RAW RECORDS
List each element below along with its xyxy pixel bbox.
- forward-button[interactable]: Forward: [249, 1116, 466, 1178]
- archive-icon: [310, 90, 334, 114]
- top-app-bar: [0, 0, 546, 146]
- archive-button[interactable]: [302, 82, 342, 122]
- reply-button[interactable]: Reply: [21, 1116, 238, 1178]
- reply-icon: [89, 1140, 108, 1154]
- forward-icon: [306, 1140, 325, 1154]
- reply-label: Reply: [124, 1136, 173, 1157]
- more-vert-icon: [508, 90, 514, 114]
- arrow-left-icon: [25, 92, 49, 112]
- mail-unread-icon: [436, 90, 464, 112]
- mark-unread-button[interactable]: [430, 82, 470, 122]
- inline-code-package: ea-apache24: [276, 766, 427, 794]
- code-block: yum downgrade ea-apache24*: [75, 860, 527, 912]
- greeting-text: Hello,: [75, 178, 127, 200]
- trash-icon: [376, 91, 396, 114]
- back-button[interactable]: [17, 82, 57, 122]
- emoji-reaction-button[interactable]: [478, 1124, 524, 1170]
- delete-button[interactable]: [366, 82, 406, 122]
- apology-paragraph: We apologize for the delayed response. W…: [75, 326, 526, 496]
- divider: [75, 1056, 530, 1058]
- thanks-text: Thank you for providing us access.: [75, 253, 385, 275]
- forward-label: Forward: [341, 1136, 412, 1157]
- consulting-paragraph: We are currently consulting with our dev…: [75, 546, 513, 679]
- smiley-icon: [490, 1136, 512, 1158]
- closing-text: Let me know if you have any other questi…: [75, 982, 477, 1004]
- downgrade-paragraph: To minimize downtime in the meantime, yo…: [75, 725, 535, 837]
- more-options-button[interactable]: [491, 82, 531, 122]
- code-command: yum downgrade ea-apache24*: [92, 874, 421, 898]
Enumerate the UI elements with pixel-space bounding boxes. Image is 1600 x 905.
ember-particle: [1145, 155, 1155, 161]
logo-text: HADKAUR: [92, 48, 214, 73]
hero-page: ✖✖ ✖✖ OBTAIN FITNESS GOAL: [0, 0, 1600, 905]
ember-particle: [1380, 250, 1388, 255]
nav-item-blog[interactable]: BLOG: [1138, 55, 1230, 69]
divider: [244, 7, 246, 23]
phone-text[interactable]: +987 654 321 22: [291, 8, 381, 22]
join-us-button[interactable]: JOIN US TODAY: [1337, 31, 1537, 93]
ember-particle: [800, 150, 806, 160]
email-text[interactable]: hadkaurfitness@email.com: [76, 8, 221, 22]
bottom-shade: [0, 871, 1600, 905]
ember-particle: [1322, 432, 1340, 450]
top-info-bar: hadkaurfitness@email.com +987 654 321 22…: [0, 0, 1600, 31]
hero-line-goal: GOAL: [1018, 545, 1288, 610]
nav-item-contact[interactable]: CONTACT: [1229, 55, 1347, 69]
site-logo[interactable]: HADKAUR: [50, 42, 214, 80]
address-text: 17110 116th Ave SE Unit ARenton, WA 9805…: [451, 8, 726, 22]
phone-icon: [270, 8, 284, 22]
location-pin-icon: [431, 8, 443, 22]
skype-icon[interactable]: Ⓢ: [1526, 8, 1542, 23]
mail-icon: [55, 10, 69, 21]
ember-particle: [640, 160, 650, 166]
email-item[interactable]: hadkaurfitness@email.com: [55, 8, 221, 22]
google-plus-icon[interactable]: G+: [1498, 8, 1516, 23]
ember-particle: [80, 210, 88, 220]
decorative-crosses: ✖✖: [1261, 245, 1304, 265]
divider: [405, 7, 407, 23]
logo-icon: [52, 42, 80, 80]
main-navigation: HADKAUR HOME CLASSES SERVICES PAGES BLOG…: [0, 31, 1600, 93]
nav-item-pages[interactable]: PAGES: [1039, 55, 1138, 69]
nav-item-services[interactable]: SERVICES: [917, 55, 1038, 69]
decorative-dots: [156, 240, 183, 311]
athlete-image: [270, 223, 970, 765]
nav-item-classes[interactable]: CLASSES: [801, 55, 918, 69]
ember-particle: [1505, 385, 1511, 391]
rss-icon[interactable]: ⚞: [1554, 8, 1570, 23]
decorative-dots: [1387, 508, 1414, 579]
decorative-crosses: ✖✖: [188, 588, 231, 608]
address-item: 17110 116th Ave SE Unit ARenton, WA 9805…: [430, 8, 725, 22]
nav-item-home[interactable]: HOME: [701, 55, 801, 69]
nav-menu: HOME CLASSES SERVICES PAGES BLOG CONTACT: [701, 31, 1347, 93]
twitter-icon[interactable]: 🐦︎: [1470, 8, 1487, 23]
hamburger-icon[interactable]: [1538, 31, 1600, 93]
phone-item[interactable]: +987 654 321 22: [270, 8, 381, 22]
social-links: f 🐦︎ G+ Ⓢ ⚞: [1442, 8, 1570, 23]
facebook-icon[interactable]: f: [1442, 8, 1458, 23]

SET TASK
Please format every line of the records above as a JSON list of strings, one string per line, leaving out blank lines.

SOLUTION TO THIS EXERCISE
[
  "List each element below along with its xyxy pixel bbox.",
  "- forward-button[interactable]: Forward: [249, 1116, 466, 1178]",
  "- archive-icon: [310, 90, 334, 114]",
  "- top-app-bar: [0, 0, 546, 146]",
  "- archive-button[interactable]: [302, 82, 342, 122]",
  "- reply-button[interactable]: Reply: [21, 1116, 238, 1178]",
  "- reply-icon: [89, 1140, 108, 1154]",
  "- forward-icon: [306, 1140, 325, 1154]",
  "- reply-label: Reply: [124, 1136, 173, 1157]",
  "- more-vert-icon: [508, 90, 514, 114]",
  "- arrow-left-icon: [25, 92, 49, 112]",
  "- mail-unread-icon: [436, 90, 464, 112]",
  "- mark-unread-button[interactable]: [430, 82, 470, 122]",
  "- inline-code-package: ea-apache24: [276, 766, 427, 794]",
  "- code-block: yum downgrade ea-apache24*: [75, 860, 527, 912]",
  "- greeting-text: Hello,: [75, 178, 127, 200]",
  "- trash-icon: [376, 91, 396, 114]",
  "- back-button[interactable]: [17, 82, 57, 122]",
  "- emoji-reaction-button[interactable]: [478, 1124, 524, 1170]",
  "- delete-button[interactable]: [366, 82, 406, 122]",
  "- apology-paragraph: We apologize for the delayed response. W…: [75, 326, 526, 496]",
  "- divider: [75, 1056, 530, 1058]",
  "- thanks-text: Thank you for providing us access.: [75, 253, 385, 275]",
  "- forward-label: Forward: [341, 1136, 412, 1157]",
  "- consulting-paragraph: We are currently consulting with our dev…: [75, 546, 513, 679]",
  "- smiley-icon: [490, 1136, 512, 1158]",
  "- closing-text: Let me know if you have any other questi…: [75, 982, 477, 1004]",
  "- downgrade-paragraph: To minimize downtime in the meantime, yo…: [75, 725, 535, 837]",
  "- more-options-button[interactable]: [491, 82, 531, 122]",
  "- code-command: yum downgrade ea-apache24*: [92, 874, 421, 898]",
  "Enumerate the UI elements with pixel-space bounding boxes. Image is 1600 x 905.",
  "ember-particle: [1145, 155, 1155, 161]",
  "logo-text: HADKAUR: [92, 48, 214, 73]",
  "hero-page: ✖✖ ✖✖ OBTAIN FITNESS GOAL: [0, 0, 1600, 905]",
  "ember-particle: [1380, 250, 1388, 255]",
  "nav-item-blog[interactable]: BLOG: [1138, 55, 1230, 69]",
  "divider: [244, 7, 246, 23]",
  "phone-text[interactable]: +987 654 321 22: [291, 8, 381, 22]",
  "join-us-button[interactable]: JOIN US TODAY: [1337, 31, 1537, 93]",
  "ember-particle: [800, 150, 806, 160]",
  "email-text[interactable]: hadkaurfitness@email.com: [76, 8, 221, 22]",
  "bottom-shade: [0, 871, 1600, 905]",
  "ember-particle: [1322, 432, 1340, 450]",
  "top-info-bar: hadkaurfitness@email.com +987 654 321 22…: [0, 0, 1600, 31]",
  "hero-line-goal: GOAL: [1018, 545, 1288, 610]",
  "nav-item-contact[interactable]: CONTACT: [1229, 55, 1347, 69]",
  "site-logo[interactable]: HADKAUR: [50, 42, 214, 80]",
  "address-text: 17110 116th Ave SE Unit ARenton, WA 9805…: [451, 8, 726, 22]",
  "phone-icon: [270, 8, 284, 22]",
  "location-pin-icon: [431, 8, 443, 22]",
  "skype-icon[interactable]: Ⓢ: [1526, 8, 1542, 23]",
  "mail-icon: [55, 10, 69, 21]",
  "ember-particle: [640, 160, 650, 166]",
  "email-item[interactable]: hadkaurfitness@email.com: [55, 8, 221, 22]",
  "google-plus-icon[interactable]: G+: [1498, 8, 1516, 23]",
  "ember-particle: [80, 210, 88, 220]",
  "decorative-crosses: ✖✖: [1261, 245, 1304, 265]",
  "divider: [405, 7, 407, 23]",
  "logo-icon: [52, 42, 80, 80]",
  "main-navigation: HADKAUR HOME CLASSES SERVICES PAGES BLOG…: [0, 31, 1600, 93]",
  "nav-item-pages[interactable]: PAGES: [1039, 55, 1138, 69]",
  "nav-item-services[interactable]: SERVICES: [917, 55, 1038, 69]",
  "decorative-dots: [156, 240, 183, 311]",
  "athlete-image: [270, 223, 970, 765]",
  "nav-item-classes[interactable]: CLASSES: [801, 55, 918, 69]",
  "ember-particle: [1505, 385, 1511, 391]",
  "rss-icon[interactable]: ⚞: [1554, 8, 1570, 23]",
  "decorative-dots: [1387, 508, 1414, 579]",
  "decorative-crosses: ✖✖: [188, 588, 231, 608]",
  "address-item: 17110 116th Ave SE Unit ARenton, WA 9805…: [430, 8, 725, 22]",
  "nav-item-home[interactable]: HOME: [701, 55, 801, 69]",
  "nav-menu: HOME CLASSES SERVICES PAGES BLOG CONTACT: [701, 31, 1347, 93]",
  "twitter-icon[interactable]: 🐦︎: [1470, 8, 1487, 23]",
  "hamburger-icon[interactable]: [1538, 31, 1600, 93]",
  "phone-item[interactable]: +987 654 321 22: [270, 8, 381, 22]",
  "social-links: f 🐦︎ G+ Ⓢ ⚞: [1442, 8, 1570, 23]",
  "facebook-icon[interactable]: f: [1442, 8, 1458, 23]"
]